Annotated element entries:
======

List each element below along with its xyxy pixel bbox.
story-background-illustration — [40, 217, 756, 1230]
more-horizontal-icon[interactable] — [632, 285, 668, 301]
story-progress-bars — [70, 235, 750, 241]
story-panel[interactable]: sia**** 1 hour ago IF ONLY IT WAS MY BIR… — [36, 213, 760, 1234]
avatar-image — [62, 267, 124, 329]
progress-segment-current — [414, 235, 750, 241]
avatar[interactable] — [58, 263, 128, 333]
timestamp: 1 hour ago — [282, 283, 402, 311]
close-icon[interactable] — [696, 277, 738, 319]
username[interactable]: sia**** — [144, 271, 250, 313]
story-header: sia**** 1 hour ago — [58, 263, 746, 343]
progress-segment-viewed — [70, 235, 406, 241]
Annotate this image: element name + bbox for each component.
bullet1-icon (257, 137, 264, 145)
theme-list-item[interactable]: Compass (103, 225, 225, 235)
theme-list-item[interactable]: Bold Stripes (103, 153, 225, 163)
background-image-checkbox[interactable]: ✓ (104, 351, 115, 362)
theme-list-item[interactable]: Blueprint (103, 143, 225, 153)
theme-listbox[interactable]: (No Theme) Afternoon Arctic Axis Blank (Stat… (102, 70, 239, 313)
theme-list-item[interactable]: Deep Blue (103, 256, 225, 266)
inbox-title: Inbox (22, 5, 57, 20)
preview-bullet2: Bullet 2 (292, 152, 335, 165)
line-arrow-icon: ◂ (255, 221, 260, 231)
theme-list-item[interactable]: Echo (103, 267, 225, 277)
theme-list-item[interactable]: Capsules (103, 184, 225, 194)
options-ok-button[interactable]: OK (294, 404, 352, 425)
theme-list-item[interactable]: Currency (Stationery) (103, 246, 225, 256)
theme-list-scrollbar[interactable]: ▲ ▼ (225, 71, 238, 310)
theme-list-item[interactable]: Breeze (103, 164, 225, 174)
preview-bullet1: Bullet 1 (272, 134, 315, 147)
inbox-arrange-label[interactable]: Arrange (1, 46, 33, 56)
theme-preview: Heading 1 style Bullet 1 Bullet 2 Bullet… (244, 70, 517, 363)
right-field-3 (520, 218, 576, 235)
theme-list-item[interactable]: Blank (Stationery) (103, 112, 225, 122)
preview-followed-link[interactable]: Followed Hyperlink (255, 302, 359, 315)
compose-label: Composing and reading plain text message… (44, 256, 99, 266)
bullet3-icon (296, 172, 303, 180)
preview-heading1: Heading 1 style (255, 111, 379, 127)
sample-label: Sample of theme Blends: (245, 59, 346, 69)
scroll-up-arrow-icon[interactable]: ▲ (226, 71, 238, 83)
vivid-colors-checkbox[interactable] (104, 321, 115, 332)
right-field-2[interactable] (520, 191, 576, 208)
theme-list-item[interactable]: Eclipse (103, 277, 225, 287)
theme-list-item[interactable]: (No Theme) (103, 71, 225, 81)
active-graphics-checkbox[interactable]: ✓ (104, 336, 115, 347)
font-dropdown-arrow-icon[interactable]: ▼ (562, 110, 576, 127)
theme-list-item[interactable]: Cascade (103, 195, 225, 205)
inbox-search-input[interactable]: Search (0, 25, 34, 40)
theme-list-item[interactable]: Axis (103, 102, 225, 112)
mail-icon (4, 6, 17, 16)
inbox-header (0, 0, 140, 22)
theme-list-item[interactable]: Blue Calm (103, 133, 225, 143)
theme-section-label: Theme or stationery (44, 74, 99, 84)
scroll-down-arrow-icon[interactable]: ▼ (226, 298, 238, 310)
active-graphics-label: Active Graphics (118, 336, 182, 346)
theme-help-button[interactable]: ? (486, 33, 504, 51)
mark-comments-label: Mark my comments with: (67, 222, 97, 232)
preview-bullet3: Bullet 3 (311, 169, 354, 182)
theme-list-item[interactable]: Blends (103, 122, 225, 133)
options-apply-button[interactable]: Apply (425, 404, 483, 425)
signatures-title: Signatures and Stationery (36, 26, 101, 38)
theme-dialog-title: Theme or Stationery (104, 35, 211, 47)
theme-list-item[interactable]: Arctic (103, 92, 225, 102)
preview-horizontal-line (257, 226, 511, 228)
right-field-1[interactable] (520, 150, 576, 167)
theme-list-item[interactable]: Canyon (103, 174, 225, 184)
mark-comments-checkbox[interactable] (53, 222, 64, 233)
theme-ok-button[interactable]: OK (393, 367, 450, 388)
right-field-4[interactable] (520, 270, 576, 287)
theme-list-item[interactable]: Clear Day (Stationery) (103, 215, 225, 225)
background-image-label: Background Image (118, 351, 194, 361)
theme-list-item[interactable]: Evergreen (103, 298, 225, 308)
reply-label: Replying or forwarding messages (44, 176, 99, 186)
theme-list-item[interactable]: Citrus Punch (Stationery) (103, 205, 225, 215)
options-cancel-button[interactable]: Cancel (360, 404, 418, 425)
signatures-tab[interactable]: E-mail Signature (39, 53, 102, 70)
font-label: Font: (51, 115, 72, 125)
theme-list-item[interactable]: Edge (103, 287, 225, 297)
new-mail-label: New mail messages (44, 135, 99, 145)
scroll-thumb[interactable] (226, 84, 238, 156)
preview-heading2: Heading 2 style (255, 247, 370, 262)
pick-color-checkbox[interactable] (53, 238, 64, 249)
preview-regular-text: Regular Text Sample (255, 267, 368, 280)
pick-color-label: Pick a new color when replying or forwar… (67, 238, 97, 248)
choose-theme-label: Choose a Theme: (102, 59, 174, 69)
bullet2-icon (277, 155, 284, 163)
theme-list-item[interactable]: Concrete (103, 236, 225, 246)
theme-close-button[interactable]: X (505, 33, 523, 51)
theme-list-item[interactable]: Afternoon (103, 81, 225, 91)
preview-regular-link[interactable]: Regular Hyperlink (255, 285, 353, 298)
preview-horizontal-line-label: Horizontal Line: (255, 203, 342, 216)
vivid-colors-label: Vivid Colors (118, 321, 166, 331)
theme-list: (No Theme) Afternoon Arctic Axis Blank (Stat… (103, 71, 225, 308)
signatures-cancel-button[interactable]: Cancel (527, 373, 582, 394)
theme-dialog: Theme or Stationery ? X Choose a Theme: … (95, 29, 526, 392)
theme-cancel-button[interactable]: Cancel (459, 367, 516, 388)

======

# Short task
Reproduce every item above line for line, changing nothing.

# The output
List each element below along with its xyxy pixel bbox.
story-background-illustration — [40, 217, 756, 1230]
more-horizontal-icon[interactable] — [632, 285, 668, 301]
story-progress-bars — [70, 235, 750, 241]
story-panel[interactable]: sia**** 1 hour ago IF ONLY IT WAS MY BIR… — [36, 213, 760, 1234]
avatar-image — [62, 267, 124, 329]
progress-segment-current — [414, 235, 750, 241]
avatar[interactable] — [58, 263, 128, 333]
timestamp: 1 hour ago — [282, 283, 402, 311]
close-icon[interactable] — [696, 277, 738, 319]
username[interactable]: sia**** — [144, 271, 250, 313]
story-header: sia**** 1 hour ago — [58, 263, 746, 343]
progress-segment-viewed — [70, 235, 406, 241]
Annotate this image: element name + bbox for each component.
bullet1-icon (257, 137, 264, 145)
theme-list-item[interactable]: Compass (103, 225, 225, 235)
theme-list-item[interactable]: Bold Stripes (103, 153, 225, 163)
background-image-checkbox[interactable]: ✓ (104, 351, 115, 362)
theme-list-item[interactable]: Blueprint (103, 143, 225, 153)
theme-listbox[interactable]: (No Theme) Afternoon Arctic Axis Blank (Stat… (102, 70, 239, 313)
theme-list-item[interactable]: Deep Blue (103, 256, 225, 266)
inbox-title: Inbox (22, 5, 57, 20)
preview-bullet2: Bullet 2 (292, 152, 335, 165)
line-arrow-icon: ◂ (255, 221, 260, 231)
theme-list-item[interactable]: Echo (103, 267, 225, 277)
theme-list-item[interactable]: Capsules (103, 184, 225, 194)
options-ok-button[interactable]: OK (294, 404, 352, 425)
theme-list-item[interactable]: Currency (Stationery) (103, 246, 225, 256)
theme-list-scrollbar[interactable]: ▲ ▼ (225, 71, 238, 310)
theme-list-item[interactable]: Breeze (103, 164, 225, 174)
preview-bullet1: Bullet 1 (272, 134, 315, 147)
inbox-arrange-label[interactable]: Arrange (1, 46, 33, 56)
theme-preview: Heading 1 style Bullet 1 Bullet 2 Bullet… (244, 70, 517, 363)
right-field-3 (520, 218, 576, 235)
theme-list-item[interactable]: Blank (Stationery) (103, 112, 225, 122)
preview-followed-link[interactable]: Followed Hyperlink (255, 302, 359, 315)
compose-label: Composing and reading plain text message… (44, 256, 99, 266)
bullet3-icon (296, 172, 303, 180)
preview-heading1: Heading 1 style (255, 111, 379, 127)
sample-label: Sample of theme Blends: (245, 59, 346, 69)
scroll-up-arrow-icon[interactable]: ▲ (226, 71, 238, 83)
vivid-colors-checkbox[interactable] (104, 321, 115, 332)
right-field-2[interactable] (520, 191, 576, 208)
theme-list-item[interactable]: Eclipse (103, 277, 225, 287)
theme-list-item[interactable]: (No Theme) (103, 71, 225, 81)
active-graphics-checkbox[interactable]: ✓ (104, 336, 115, 347)
font-dropdown-arrow-icon[interactable]: ▼ (562, 110, 576, 127)
theme-list-item[interactable]: Cascade (103, 195, 225, 205)
inbox-search-input[interactable]: Search (0, 25, 34, 40)
theme-list-item[interactable]: Axis (103, 102, 225, 112)
mail-icon (4, 6, 17, 16)
inbox-header (0, 0, 140, 22)
theme-list-item[interactable]: Blue Calm (103, 133, 225, 143)
theme-section-label: Theme or stationery (44, 74, 99, 84)
scroll-down-arrow-icon[interactable]: ▼ (226, 298, 238, 310)
active-graphics-label: Active Graphics (118, 336, 182, 346)
theme-help-button[interactable]: ? (486, 33, 504, 51)
mark-comments-label: Mark my comments with: (67, 222, 97, 232)
preview-bullet3: Bullet 3 (311, 169, 354, 182)
theme-list-item[interactable]: Blends (103, 122, 225, 133)
options-apply-button[interactable]: Apply (425, 404, 483, 425)
signatures-title: Signatures and Stationery (36, 26, 101, 38)
theme-dialog-title: Theme or Stationery (104, 35, 211, 47)
theme-list-item[interactable]: Arctic (103, 92, 225, 102)
preview-horizontal-line (257, 226, 511, 228)
right-field-1[interactable] (520, 150, 576, 167)
theme-list-item[interactable]: Canyon (103, 174, 225, 184)
mark-comments-checkbox[interactable] (53, 222, 64, 233)
theme-ok-button[interactable]: OK (393, 367, 450, 388)
right-field-4[interactable] (520, 270, 576, 287)
theme-list-item[interactable]: Clear Day (Stationery) (103, 215, 225, 225)
background-image-label: Background Image (118, 351, 194, 361)
theme-list-item[interactable]: Evergreen (103, 298, 225, 308)
reply-label: Replying or forwarding messages (44, 176, 99, 186)
theme-list-item[interactable]: Citrus Punch (Stationery) (103, 205, 225, 215)
options-cancel-button[interactable]: Cancel (360, 404, 418, 425)
signatures-tab[interactable]: E-mail Signature (39, 53, 102, 70)
font-label: Font: (51, 115, 72, 125)
theme-list-item[interactable]: Edge (103, 287, 225, 297)
new-mail-label: New mail messages (44, 135, 99, 145)
scroll-thumb[interactable] (226, 84, 238, 156)
preview-heading2: Heading 2 style (255, 247, 370, 262)
pick-color-checkbox[interactable] (53, 238, 64, 249)
preview-regular-text: Regular Text Sample (255, 267, 368, 280)
pick-color-label: Pick a new color when replying or forwar… (67, 238, 97, 248)
choose-theme-label: Choose a Theme: (102, 59, 174, 69)
bullet2-icon (277, 155, 284, 163)
theme-list-item[interactable]: Concrete (103, 236, 225, 246)
theme-close-button[interactable]: X (505, 33, 523, 51)
theme-list-item[interactable]: Afternoon (103, 81, 225, 91)
preview-regular-link[interactable]: Regular Hyperlink (255, 285, 353, 298)
preview-horizontal-line-label: Horizontal Line: (255, 203, 342, 216)
vivid-colors-label: Vivid Colors (118, 321, 166, 331)
theme-list: (No Theme) Afternoon Arctic Axis Blank (Stat… (103, 71, 225, 308)
signatures-cancel-button[interactable]: Cancel (527, 373, 582, 394)
theme-dialog: Theme or Stationery ? X Choose a Theme: … (95, 29, 526, 392)
theme-cancel-button[interactable]: Cancel (459, 367, 516, 388)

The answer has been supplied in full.